**Do this:**
Scan the data below and pick out the lines containing the word "image".

**Exercise input:**
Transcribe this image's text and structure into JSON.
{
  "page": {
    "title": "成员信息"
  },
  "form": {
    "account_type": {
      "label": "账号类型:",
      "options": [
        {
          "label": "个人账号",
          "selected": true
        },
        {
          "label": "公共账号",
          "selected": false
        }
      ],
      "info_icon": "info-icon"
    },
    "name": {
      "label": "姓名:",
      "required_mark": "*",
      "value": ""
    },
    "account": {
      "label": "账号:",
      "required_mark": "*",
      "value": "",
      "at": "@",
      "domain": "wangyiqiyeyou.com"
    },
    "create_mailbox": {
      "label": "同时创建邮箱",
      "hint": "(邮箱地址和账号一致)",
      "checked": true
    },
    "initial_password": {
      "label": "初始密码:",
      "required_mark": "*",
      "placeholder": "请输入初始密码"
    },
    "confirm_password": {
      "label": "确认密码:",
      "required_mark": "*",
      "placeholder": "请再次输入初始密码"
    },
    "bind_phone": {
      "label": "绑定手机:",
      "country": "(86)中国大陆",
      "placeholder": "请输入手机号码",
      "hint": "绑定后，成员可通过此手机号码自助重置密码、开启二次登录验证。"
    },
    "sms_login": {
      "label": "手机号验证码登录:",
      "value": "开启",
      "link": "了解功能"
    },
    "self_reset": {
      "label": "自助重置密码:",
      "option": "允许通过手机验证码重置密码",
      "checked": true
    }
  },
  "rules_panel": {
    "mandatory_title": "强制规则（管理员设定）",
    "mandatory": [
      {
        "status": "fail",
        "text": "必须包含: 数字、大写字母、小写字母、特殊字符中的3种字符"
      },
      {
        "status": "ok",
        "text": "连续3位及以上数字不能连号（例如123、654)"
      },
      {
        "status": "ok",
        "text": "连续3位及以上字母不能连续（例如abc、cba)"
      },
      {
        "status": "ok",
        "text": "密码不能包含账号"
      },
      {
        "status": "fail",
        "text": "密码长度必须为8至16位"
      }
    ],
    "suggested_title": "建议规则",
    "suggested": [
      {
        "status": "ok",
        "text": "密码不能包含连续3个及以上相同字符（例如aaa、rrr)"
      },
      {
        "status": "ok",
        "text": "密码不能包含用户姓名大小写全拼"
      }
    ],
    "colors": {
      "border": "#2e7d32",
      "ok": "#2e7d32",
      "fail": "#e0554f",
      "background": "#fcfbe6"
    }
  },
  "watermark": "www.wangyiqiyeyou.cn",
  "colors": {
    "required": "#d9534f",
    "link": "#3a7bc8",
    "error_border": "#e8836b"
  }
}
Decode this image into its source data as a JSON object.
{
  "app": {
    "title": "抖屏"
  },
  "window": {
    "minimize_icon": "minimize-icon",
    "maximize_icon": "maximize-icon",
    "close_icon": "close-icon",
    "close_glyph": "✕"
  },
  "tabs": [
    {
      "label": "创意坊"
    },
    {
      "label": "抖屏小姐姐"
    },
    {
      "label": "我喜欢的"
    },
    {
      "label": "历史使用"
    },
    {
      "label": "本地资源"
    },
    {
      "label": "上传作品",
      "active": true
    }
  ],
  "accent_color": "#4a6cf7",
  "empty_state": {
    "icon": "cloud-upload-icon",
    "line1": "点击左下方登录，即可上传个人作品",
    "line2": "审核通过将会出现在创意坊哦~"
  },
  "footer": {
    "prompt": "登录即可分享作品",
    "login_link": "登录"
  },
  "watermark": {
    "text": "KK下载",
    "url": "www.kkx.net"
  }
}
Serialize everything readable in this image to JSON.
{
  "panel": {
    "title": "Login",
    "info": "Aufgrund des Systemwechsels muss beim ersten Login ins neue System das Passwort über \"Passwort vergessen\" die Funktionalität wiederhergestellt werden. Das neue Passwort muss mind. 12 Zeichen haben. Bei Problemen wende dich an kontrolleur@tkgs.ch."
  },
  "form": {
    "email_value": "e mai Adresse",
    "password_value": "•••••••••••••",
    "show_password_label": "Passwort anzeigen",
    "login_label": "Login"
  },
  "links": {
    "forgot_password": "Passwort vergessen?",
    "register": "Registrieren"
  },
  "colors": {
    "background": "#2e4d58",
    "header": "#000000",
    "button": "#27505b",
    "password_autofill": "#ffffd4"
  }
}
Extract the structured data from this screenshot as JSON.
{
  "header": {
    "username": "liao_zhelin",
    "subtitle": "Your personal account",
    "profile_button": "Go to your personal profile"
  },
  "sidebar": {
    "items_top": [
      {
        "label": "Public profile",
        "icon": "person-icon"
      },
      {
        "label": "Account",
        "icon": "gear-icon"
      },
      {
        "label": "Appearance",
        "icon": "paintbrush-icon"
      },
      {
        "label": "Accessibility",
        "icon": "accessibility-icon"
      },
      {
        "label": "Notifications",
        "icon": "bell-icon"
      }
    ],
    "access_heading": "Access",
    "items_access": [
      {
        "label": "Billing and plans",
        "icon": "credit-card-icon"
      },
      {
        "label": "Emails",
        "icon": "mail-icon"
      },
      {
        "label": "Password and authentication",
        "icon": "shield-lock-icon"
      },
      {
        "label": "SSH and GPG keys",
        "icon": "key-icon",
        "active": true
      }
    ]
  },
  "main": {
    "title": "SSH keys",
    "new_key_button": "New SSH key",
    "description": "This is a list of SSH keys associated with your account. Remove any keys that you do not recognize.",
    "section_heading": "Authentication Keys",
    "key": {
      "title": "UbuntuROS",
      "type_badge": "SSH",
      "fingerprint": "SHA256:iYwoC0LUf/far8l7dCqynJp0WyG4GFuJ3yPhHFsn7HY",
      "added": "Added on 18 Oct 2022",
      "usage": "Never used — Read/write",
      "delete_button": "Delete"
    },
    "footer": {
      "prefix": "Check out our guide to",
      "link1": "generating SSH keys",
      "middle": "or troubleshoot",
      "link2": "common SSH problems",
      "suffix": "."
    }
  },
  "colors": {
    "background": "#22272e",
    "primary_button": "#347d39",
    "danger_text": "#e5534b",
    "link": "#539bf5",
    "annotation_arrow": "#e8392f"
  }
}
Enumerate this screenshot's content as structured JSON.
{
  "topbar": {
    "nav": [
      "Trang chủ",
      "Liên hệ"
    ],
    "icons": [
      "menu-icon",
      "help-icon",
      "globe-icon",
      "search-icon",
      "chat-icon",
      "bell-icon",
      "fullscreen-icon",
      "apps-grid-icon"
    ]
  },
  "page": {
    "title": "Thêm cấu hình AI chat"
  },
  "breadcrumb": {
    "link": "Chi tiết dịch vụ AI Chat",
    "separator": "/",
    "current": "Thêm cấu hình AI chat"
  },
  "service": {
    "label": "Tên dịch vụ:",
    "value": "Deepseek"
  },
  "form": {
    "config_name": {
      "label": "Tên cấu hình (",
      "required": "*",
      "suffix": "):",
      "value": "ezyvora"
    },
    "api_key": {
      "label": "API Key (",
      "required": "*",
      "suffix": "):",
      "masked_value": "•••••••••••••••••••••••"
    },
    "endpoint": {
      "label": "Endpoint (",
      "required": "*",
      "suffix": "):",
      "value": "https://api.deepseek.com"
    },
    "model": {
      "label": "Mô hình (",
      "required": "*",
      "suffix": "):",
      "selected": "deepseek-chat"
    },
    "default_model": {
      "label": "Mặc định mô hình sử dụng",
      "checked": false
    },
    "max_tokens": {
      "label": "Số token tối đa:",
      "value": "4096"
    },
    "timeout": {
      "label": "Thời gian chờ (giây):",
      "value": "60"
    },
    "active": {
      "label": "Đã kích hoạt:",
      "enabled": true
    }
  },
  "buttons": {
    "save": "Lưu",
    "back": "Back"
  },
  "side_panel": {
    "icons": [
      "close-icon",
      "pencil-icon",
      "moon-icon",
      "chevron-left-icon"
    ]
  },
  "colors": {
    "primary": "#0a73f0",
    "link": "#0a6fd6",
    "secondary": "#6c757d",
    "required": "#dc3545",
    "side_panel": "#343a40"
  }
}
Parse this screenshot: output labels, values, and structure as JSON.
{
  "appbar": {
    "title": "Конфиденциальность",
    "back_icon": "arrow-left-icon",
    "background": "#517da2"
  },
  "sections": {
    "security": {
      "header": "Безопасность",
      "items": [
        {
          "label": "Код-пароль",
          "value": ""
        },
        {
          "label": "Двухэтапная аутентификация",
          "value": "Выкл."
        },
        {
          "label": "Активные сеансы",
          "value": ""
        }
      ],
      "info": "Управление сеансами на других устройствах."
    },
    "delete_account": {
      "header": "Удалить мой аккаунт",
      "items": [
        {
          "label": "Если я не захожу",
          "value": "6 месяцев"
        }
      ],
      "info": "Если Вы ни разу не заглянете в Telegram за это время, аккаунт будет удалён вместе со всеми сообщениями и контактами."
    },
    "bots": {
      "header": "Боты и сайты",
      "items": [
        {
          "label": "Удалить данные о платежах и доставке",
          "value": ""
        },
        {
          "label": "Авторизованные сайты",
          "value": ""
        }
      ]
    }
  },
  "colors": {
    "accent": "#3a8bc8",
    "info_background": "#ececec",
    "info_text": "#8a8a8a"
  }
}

**Exercise output:**
Transcribe this image's text and structure into JSON.
Decode this image into its source data as a JSON object.
Serialize everything readable in this image to JSON.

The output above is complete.